**Given task**:
Each record that follows should be repeated exactly, minus any images.

Dataset items
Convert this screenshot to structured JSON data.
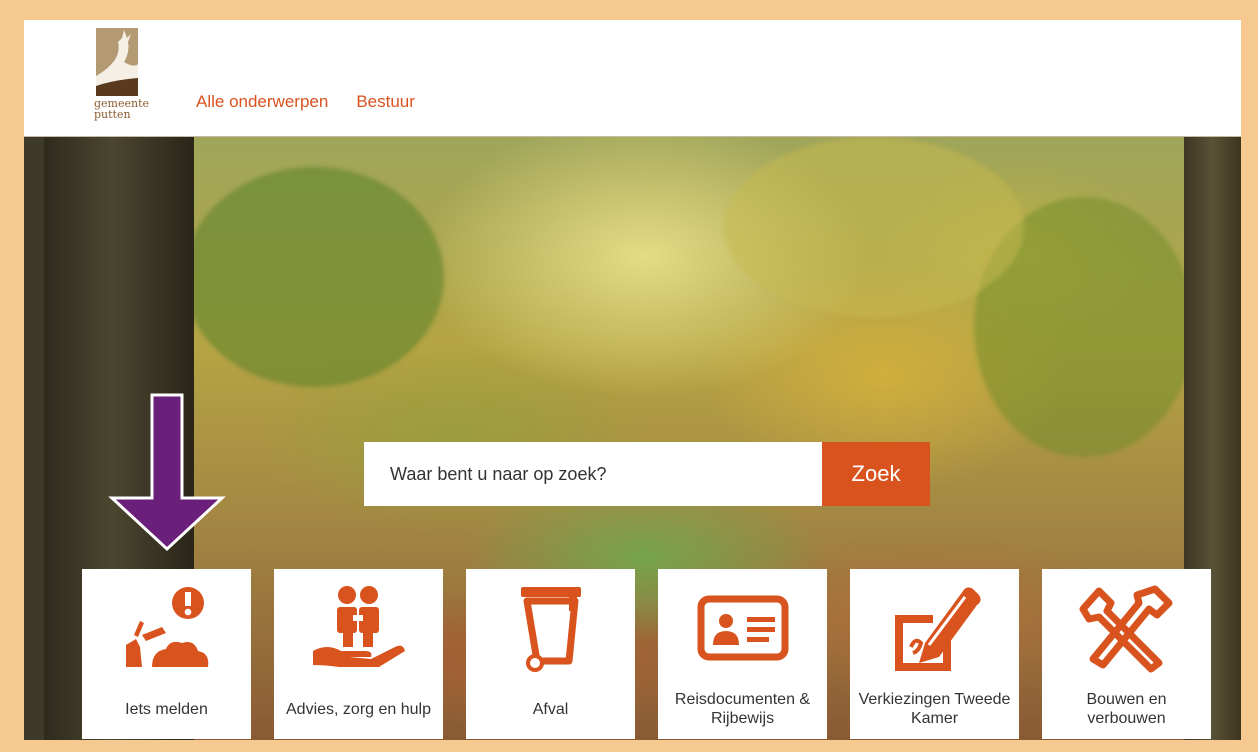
{
  "logo": {
    "line1": "gemeente",
    "line2": "putten"
  },
  "nav": {
    "items": [
      "Alle onderwerpen",
      "Bestuur"
    ]
  },
  "search": {
    "placeholder": "Waar bent u naar op zoek?",
    "button_label": "Zoek"
  },
  "tiles": [
    {
      "label": "Iets melden",
      "icon": "report-icon"
    },
    {
      "label": "Advies, zorg en hulp",
      "icon": "care-hand-icon"
    },
    {
      "label": "Afval",
      "icon": "waste-bin-icon"
    },
    {
      "label": "Reisdocumenten & Rijbewijs",
      "icon": "id-card-icon"
    },
    {
      "label": "Verkiezingen Tweede Kamer",
      "icon": "ballot-pencil-icon"
    },
    {
      "label": "Bouwen en verbouwen",
      "icon": "hammer-wrench-icon"
    }
  ],
  "colors": {
    "accent": "#d9531e",
    "arrow": "#6a1f7a",
    "frame": "#f5c98f"
  }
}
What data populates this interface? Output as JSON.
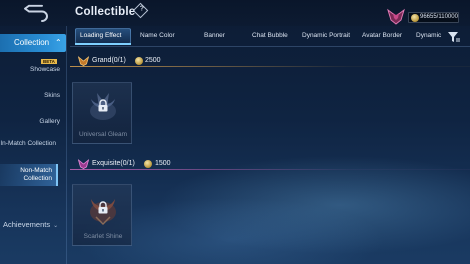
{
  "header": {
    "title": "Collectible",
    "help_label": "?",
    "currency_value": "96655/110000"
  },
  "sidebar": {
    "main_label": "Collection",
    "items": [
      {
        "label": "Showcase",
        "badge": "BETA"
      },
      {
        "label": "Skins"
      },
      {
        "label": "Gallery"
      },
      {
        "label": "In-Match Collection"
      },
      {
        "label": "Non-Match Collection",
        "active": true
      }
    ],
    "achievements_label": "Achievements"
  },
  "tabs": [
    {
      "label": "Loading Effect",
      "active": true
    },
    {
      "label": "Name Color"
    },
    {
      "label": "Banner"
    },
    {
      "label": "Chat Bubble"
    },
    {
      "label": "Dynamic Portrait"
    },
    {
      "label": "Avatar Border"
    },
    {
      "label": "Dynamic"
    }
  ],
  "sections": [
    {
      "name": "Grand(0/1)",
      "price": "2500",
      "accent": "#e6aa50",
      "items": [
        {
          "caption": "Universal Gleam",
          "locked": true
        }
      ]
    },
    {
      "name": "Exquisite(0/1)",
      "price": "1500",
      "accent": "#dc6ec8",
      "items": [
        {
          "caption": "Scarlet Shine",
          "locked": true
        }
      ]
    }
  ],
  "colors": {
    "accent_blue": "#2a8fd6",
    "gold": "#e6aa50",
    "pink": "#dc6ec8"
  },
  "icons": {
    "back": "back-arrow-icon",
    "help": "help-diamond-icon",
    "rank": "rank-crest-icon",
    "coin": "coin-icon",
    "filter": "filter-icon",
    "lock": "lock-icon",
    "grand": "grand-tier-icon",
    "exquisite": "exquisite-tier-icon"
  }
}
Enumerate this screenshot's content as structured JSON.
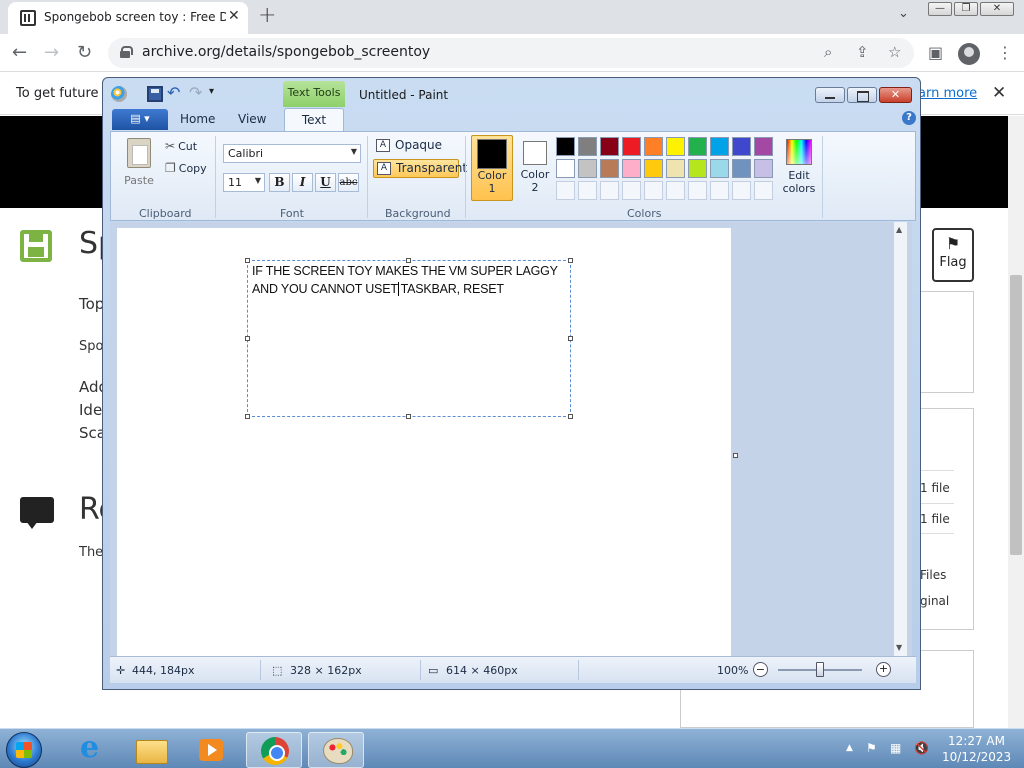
{
  "browser": {
    "tab_title": "Spongebob screen toy : Free Dov",
    "new_tab": "+",
    "tab_close": "✕",
    "url": "archive.org/details/spongebob_screentoy",
    "window_controls": [
      "—",
      "❐",
      "✕"
    ]
  },
  "page": {
    "banner_text": "To get future G",
    "banner_link": "earn more",
    "heading": "Sp",
    "line_top": "Top",
    "line_spo": "Spo",
    "line_add": "Add",
    "line_ide": "Ide",
    "line_sca": "Sca",
    "reviews_heading": "Re",
    "reviews_text": "The",
    "flag_label": "Flag",
    "side_items": [
      "1 file",
      "1 file",
      "Files",
      "ginal"
    ]
  },
  "paint": {
    "context_tab": "Text Tools",
    "title": "Untitled - Paint",
    "tabs": {
      "home": "Home",
      "view": "View",
      "text": "Text"
    },
    "help": "?",
    "clipboard": {
      "paste": "Paste",
      "cut": "Cut",
      "copy": "Copy",
      "label": "Clipboard"
    },
    "font": {
      "name": "Calibri",
      "size": "11",
      "bold": "B",
      "italic": "I",
      "underline": "U",
      "strike": "abc",
      "label": "Font"
    },
    "background": {
      "opaque": "Opaque",
      "transparent": "Transparent",
      "label": "Background"
    },
    "colors": {
      "color1": "Color",
      "color1_num": "1",
      "color2": "Color",
      "color2_num": "2",
      "edit": "Edit",
      "edit2": "colors",
      "label": "Colors",
      "palette_row1": [
        "#000000",
        "#7f7f7f",
        "#880015",
        "#ed1c24",
        "#ff7f27",
        "#fff200",
        "#22b14c",
        "#00a2e8",
        "#3f48cc",
        "#a349a4"
      ],
      "palette_row2": [
        "#ffffff",
        "#c3c3c3",
        "#b97a57",
        "#ffaec9",
        "#ffc90e",
        "#efe4b0",
        "#b5e61d",
        "#99d9ea",
        "#7092be",
        "#c8bfe7"
      ]
    },
    "canvas_text": {
      "line1": "IF THE SCREEN TOY MAKES THE VM SUPER LAGGY",
      "line2": "AND YOU CANNOT USET TASKBAR, RESET"
    },
    "status": {
      "cursor_pos": "444, 184px",
      "selection_size": "328 × 162px",
      "image_size": "614 × 460px",
      "zoom": "100%"
    }
  },
  "taskbar": {
    "time": "12:27 AM",
    "date": "10/12/2023"
  }
}
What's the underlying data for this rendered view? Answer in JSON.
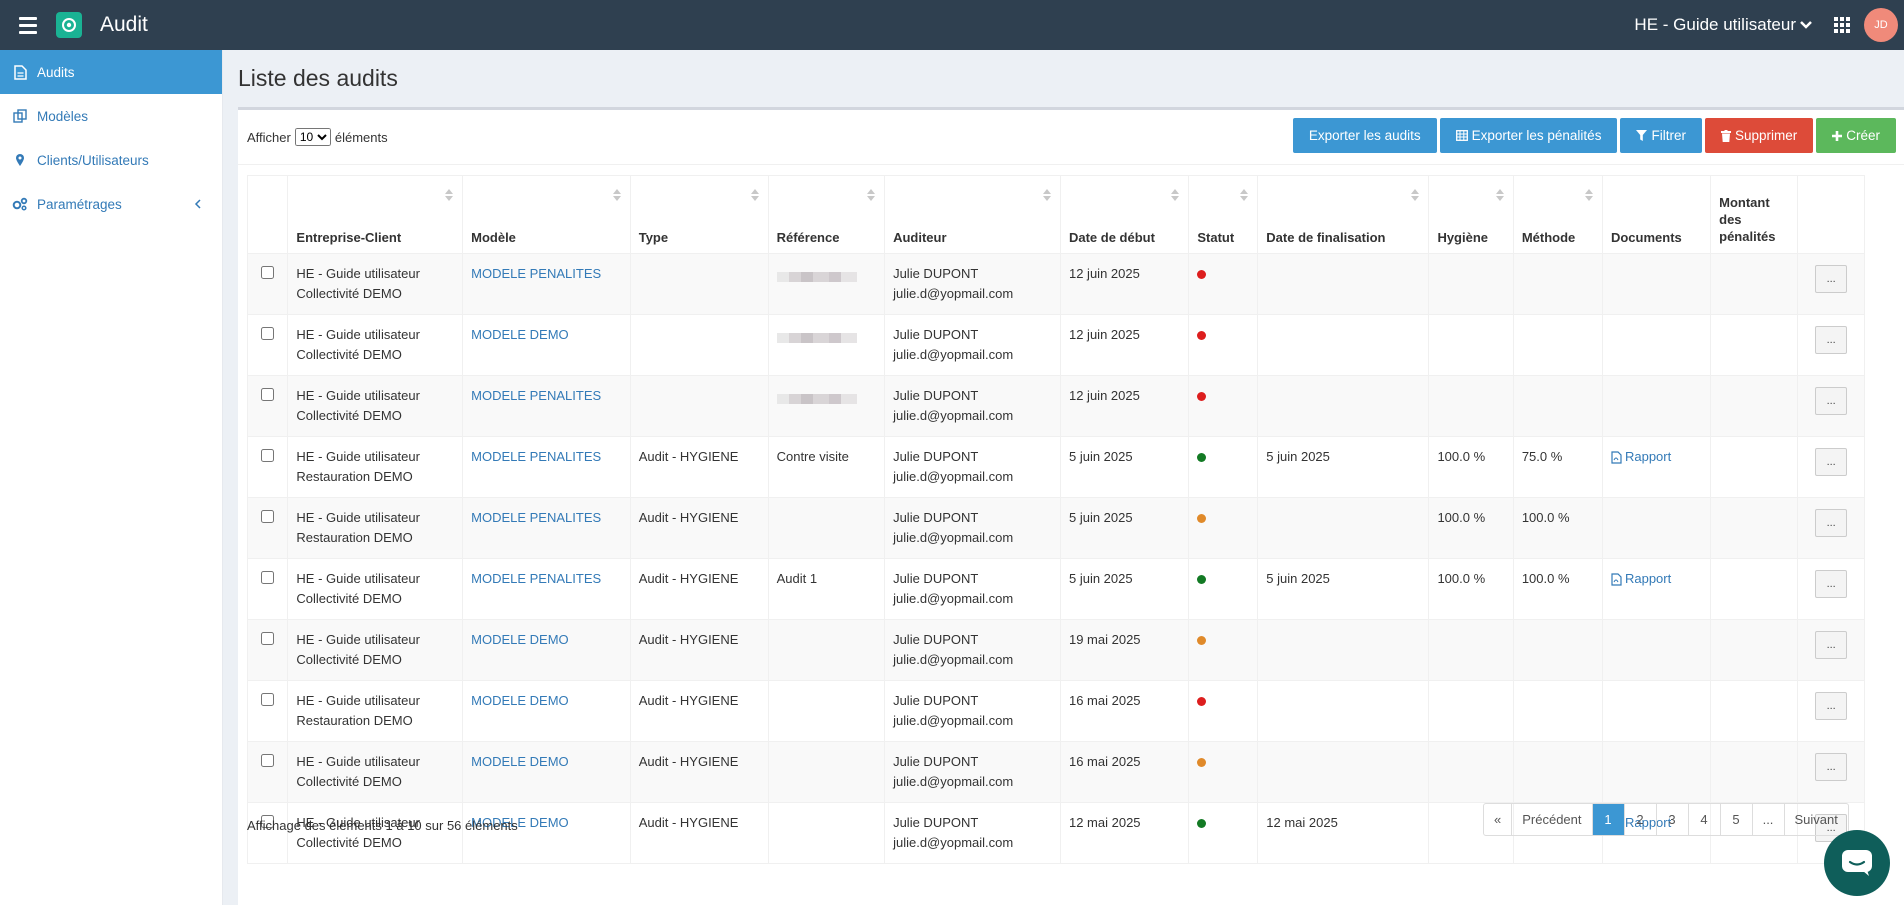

**Output for this exercise**:
Convert this screenshot to structured JSON data.
{
  "logo": {
    "line1": "gemeente",
    "line2": "putten"
  },
  "nav": {
    "items": [
      "Alle onderwerpen",
      "Bestuur"
    ]
  },
  "search": {
    "placeholder": "Waar bent u naar op zoek?",
    "button_label": "Zoek"
  },
  "tiles": [
    {
      "label": "Iets melden",
      "icon": "report-icon"
    },
    {
      "label": "Advies, zorg en hulp",
      "icon": "care-hand-icon"
    },
    {
      "label": "Afval",
      "icon": "waste-bin-icon"
    },
    {
      "label": "Reisdocumenten & Rijbewijs",
      "icon": "id-card-icon"
    },
    {
      "label": "Verkiezingen Tweede Kamer",
      "icon": "ballot-pencil-icon"
    },
    {
      "label": "Bouwen en verbouwen",
      "icon": "hammer-wrench-icon"
    }
  ],
  "colors": {
    "accent": "#d9531e",
    "arrow": "#6a1f7a",
    "frame": "#f5c98f"
  }
}
What data populates this interface? Output as JSON.
{
  "header": {
    "title": "Collectible",
    "help_label": "?",
    "currency_value": "96655/110000"
  },
  "sidebar": {
    "main_label": "Collection",
    "items": [
      {
        "label": "Showcase",
        "badge": "BETA"
      },
      {
        "label": "Skins"
      },
      {
        "label": "Gallery"
      },
      {
        "label": "In-Match Collection"
      },
      {
        "label": "Non-Match Collection",
        "active": true
      }
    ],
    "achievements_label": "Achievements"
  },
  "tabs": [
    {
      "label": "Loading Effect",
      "active": true
    },
    {
      "label": "Name Color"
    },
    {
      "label": "Banner"
    },
    {
      "label": "Chat Bubble"
    },
    {
      "label": "Dynamic Portrait"
    },
    {
      "label": "Avatar Border"
    },
    {
      "label": "Dynamic"
    }
  ],
  "sections": [
    {
      "name": "Grand(0/1)",
      "price": "2500",
      "accent": "#e6aa50",
      "items": [
        {
          "caption": "Universal Gleam",
          "locked": true
        }
      ]
    },
    {
      "name": "Exquisite(0/1)",
      "price": "1500",
      "accent": "#dc6ec8",
      "items": [
        {
          "caption": "Scarlet Shine",
          "locked": true
        }
      ]
    }
  ],
  "colors": {
    "accent_blue": "#2a8fd6",
    "gold": "#e6aa50",
    "pink": "#dc6ec8"
  },
  "icons": {
    "back": "back-arrow-icon",
    "help": "help-diamond-icon",
    "rank": "rank-crest-icon",
    "coin": "coin-icon",
    "filter": "filter-icon",
    "lock": "lock-icon",
    "grand": "grand-tier-icon",
    "exquisite": "exquisite-tier-icon"
  }
}
Enumerate this screenshot's content as structured JSON.
{
  "browser": {
    "tab_title": "Spongebob screen toy : Free Dov",
    "new_tab": "+",
    "tab_close": "✕",
    "url": "archive.org/details/spongebob_screentoy",
    "window_controls": [
      "—",
      "❐",
      "✕"
    ]
  },
  "page": {
    "banner_text": "To get future G",
    "banner_link": "earn more",
    "heading": "Sp",
    "line_top": "Top",
    "line_spo": "Spo",
    "line_add": "Add",
    "line_ide": "Ide",
    "line_sca": "Sca",
    "reviews_heading": "Re",
    "reviews_text": "The",
    "flag_label": "Flag",
    "side_items": [
      "1 file",
      "1 file",
      "Files",
      "ginal"
    ]
  },
  "paint": {
    "context_tab": "Text Tools",
    "title": "Untitled - Paint",
    "tabs": {
      "home": "Home",
      "view": "View",
      "text": "Text"
    },
    "help": "?",
    "clipboard": {
      "paste": "Paste",
      "cut": "Cut",
      "copy": "Copy",
      "label": "Clipboard"
    },
    "font": {
      "name": "Calibri",
      "size": "11",
      "bold": "B",
      "italic": "I",
      "underline": "U",
      "strike": "abc",
      "label": "Font"
    },
    "background": {
      "opaque": "Opaque",
      "transparent": "Transparent",
      "label": "Background"
    },
    "colors": {
      "color1": "Color",
      "color1_num": "1",
      "color2": "Color",
      "color2_num": "2",
      "edit": "Edit",
      "edit2": "colors",
      "label": "Colors",
      "palette_row1": [
        "#000000",
        "#7f7f7f",
        "#880015",
        "#ed1c24",
        "#ff7f27",
        "#fff200",
        "#22b14c",
        "#00a2e8",
        "#3f48cc",
        "#a349a4"
      ],
      "palette_row2": [
        "#ffffff",
        "#c3c3c3",
        "#b97a57",
        "#ffaec9",
        "#ffc90e",
        "#efe4b0",
        "#b5e61d",
        "#99d9ea",
        "#7092be",
        "#c8bfe7"
      ]
    },
    "canvas_text": {
      "line1": "IF THE SCREEN TOY MAKES THE VM SUPER LAGGY",
      "line2": "AND YOU CANNOT USET TASKBAR, RESET"
    },
    "status": {
      "cursor_pos": "444, 184px",
      "selection_size": "328 × 162px",
      "image_size": "614 × 460px",
      "zoom": "100%"
    }
  },
  "taskbar": {
    "time": "12:27 AM",
    "date": "10/12/2023"
  }
}
What's the underlying data for this rendered view? Answer in JSON.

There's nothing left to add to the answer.